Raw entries

::::

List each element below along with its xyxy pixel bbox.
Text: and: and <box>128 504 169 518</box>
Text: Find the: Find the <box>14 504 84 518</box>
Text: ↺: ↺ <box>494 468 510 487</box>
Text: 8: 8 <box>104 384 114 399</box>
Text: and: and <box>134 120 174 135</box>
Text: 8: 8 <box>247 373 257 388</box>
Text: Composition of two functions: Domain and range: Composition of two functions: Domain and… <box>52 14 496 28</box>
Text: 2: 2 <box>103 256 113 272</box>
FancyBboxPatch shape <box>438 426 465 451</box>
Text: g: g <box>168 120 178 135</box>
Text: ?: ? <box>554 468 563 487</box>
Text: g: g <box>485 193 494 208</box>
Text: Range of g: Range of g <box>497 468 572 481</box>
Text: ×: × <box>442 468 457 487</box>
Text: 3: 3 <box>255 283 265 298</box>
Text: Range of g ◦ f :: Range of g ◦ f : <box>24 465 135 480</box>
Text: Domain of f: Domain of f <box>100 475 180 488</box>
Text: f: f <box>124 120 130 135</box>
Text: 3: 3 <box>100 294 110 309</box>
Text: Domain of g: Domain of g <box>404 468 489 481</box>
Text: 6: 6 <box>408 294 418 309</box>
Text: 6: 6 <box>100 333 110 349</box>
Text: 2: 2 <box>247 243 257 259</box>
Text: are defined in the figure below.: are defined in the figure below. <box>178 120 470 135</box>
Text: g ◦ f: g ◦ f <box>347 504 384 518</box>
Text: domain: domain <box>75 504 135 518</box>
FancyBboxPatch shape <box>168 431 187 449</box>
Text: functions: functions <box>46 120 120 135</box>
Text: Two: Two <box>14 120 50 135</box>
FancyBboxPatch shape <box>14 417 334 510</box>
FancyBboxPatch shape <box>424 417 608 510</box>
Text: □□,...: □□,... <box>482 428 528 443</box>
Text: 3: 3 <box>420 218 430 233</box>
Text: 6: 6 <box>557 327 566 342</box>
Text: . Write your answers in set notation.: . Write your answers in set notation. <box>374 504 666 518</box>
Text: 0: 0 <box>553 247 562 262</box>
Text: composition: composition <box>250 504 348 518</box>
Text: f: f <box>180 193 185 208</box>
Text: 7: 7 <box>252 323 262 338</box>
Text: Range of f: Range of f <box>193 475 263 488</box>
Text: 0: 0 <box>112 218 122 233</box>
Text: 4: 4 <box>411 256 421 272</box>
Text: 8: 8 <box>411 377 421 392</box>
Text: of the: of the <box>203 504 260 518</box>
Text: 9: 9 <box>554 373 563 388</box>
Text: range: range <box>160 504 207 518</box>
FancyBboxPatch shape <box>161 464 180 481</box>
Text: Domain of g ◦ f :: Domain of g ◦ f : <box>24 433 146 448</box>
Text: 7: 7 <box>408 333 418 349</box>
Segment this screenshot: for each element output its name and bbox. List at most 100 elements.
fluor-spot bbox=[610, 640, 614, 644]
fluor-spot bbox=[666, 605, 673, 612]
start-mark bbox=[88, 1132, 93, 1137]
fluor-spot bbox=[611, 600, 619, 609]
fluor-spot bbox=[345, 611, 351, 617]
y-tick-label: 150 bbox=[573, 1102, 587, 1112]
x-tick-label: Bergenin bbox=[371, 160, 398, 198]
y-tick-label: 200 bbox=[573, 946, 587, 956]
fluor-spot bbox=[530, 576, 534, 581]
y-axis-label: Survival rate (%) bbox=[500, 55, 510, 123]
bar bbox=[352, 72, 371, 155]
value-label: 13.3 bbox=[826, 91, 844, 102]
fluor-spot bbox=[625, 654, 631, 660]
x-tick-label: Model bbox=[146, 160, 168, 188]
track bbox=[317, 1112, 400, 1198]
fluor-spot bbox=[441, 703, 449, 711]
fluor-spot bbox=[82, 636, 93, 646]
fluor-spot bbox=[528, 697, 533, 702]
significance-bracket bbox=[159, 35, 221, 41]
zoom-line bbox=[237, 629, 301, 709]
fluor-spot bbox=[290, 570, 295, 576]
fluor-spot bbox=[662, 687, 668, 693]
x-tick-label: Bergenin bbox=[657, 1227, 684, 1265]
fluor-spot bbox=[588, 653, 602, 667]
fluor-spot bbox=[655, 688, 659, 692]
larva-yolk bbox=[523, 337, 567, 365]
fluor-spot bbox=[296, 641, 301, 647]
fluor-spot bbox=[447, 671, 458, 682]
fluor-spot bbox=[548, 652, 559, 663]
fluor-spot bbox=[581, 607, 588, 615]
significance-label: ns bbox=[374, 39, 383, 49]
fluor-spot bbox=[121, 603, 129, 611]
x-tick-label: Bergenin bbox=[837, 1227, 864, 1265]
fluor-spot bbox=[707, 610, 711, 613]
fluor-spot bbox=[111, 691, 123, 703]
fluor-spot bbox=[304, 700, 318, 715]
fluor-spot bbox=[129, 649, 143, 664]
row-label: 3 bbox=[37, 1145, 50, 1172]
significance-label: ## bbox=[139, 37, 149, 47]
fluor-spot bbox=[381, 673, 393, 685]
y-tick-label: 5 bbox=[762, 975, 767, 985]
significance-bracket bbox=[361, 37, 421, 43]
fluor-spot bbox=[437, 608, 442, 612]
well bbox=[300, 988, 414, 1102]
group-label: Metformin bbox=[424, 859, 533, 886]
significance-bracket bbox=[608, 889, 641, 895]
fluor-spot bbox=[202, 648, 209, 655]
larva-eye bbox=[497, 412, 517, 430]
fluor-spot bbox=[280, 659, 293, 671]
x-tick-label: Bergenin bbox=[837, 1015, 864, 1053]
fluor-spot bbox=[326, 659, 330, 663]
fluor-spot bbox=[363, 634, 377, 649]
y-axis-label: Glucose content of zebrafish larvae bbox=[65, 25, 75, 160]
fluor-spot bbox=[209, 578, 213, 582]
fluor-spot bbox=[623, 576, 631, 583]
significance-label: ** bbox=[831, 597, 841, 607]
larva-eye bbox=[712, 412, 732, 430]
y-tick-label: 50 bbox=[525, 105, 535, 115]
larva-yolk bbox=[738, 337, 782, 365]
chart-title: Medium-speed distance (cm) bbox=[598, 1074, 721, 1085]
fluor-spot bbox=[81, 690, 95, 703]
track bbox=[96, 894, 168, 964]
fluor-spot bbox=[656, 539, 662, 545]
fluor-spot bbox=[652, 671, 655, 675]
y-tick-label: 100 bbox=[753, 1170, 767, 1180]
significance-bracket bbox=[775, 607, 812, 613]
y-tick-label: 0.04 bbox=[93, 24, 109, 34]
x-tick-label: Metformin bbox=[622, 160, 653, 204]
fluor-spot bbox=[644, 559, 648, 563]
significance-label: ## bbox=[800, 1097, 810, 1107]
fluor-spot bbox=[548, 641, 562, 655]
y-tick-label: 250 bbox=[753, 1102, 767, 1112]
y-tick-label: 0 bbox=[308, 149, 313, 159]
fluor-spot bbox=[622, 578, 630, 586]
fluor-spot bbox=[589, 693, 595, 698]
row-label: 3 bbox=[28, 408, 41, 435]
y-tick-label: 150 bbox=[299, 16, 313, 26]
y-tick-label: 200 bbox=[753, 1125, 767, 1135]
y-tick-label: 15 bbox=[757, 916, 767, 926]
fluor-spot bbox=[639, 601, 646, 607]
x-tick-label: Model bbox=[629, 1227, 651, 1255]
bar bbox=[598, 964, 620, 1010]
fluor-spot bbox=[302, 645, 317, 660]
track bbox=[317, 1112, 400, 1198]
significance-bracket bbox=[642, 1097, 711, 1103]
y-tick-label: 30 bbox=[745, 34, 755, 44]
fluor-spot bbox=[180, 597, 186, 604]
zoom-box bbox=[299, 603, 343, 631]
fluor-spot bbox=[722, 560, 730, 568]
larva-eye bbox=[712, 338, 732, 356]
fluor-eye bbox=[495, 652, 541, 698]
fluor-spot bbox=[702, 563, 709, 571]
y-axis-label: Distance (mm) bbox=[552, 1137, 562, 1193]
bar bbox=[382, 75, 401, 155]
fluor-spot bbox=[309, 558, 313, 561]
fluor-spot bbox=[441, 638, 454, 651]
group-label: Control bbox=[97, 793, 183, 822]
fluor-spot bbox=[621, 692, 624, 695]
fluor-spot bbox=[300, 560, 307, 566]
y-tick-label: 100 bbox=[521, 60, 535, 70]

::::

Instructions to follow
Convert the entries from the very first line down to the line containing "Text: of the: of", both included, into a numbered list, leaving out any blank lines.

Right answer
1. List each element below along with its xyxy pixel bbox.
2. Text: and: and <box>128 504 169 518</box>
3. Text: Find the: Find the <box>14 504 84 518</box>
4. Text: ↺: ↺ <box>494 468 510 487</box>
5. Text: 8: 8 <box>104 384 114 399</box>
6. Text: and: and <box>134 120 174 135</box>
7. Text: 8: 8 <box>247 373 257 388</box>
8. Text: Composition of two functions: Domain and range: Composition of two functions: Domain and… <box>52 14 496 28</box>
9. Text: 2: 2 <box>103 256 113 272</box>
10. FancyBboxPatch shape <box>438 426 465 451</box>
11. Text: g: g <box>168 120 178 135</box>
12. Text: ?: ? <box>554 468 563 487</box>
13. Text: g: g <box>485 193 494 208</box>
14. Text: Range of g: Range of g <box>497 468 572 481</box>
15. Text: ×: × <box>442 468 457 487</box>
16. Text: 3: 3 <box>255 283 265 298</box>
17. Text: Range of g ◦ f :: Range of g ◦ f : <box>24 465 135 480</box>
18. Text: Domain of f: Domain of f <box>100 475 180 488</box>
19. Text: f: f <box>124 120 130 135</box>
20. Text: 3: 3 <box>100 294 110 309</box>
21. Text: Domain of g: Domain of g <box>404 468 489 481</box>
22. Text: 6: 6 <box>408 294 418 309</box>
23. Text: 6: 6 <box>100 333 110 349</box>
24. Text: 2: 2 <box>247 243 257 259</box>
25. Text: are defined in the figure below.: are defined in the figure below. <box>178 120 470 135</box>
26. Text: g ◦ f: g ◦ f <box>347 504 384 518</box>
27. Text: domain: domain <box>75 504 135 518</box>
28. FancyBboxPatch shape <box>168 431 187 449</box>
29. Text: functions: functions <box>46 120 120 135</box>
30. Text: Two: Two <box>14 120 50 135</box>
31. FancyBboxPatch shape <box>14 417 334 510</box>
32. FancyBboxPatch shape <box>424 417 608 510</box>
33. Text: □□,...: □□,... <box>482 428 528 443</box>
34. Text: 3: 3 <box>420 218 430 233</box>
35. Text: 6: 6 <box>557 327 566 342</box>
36. Text: . Write your answers in set notation.: . Write your answers in set notation. <box>374 504 666 518</box>
37. Text: 0: 0 <box>553 247 562 262</box>
38. Text: composition: composition <box>250 504 348 518</box>
39. Text: f: f <box>180 193 185 208</box>
40. Text: 7: 7 <box>252 323 262 338</box>
41. Text: Range of f: Range of f <box>193 475 263 488</box>
42. Text: 0: 0 <box>112 218 122 233</box>
43. Text: 4: 4 <box>411 256 421 272</box>
44. Text: 8: 8 <box>411 377 421 392</box>
45. Text: of the: of the <box>203 504 260 518</box>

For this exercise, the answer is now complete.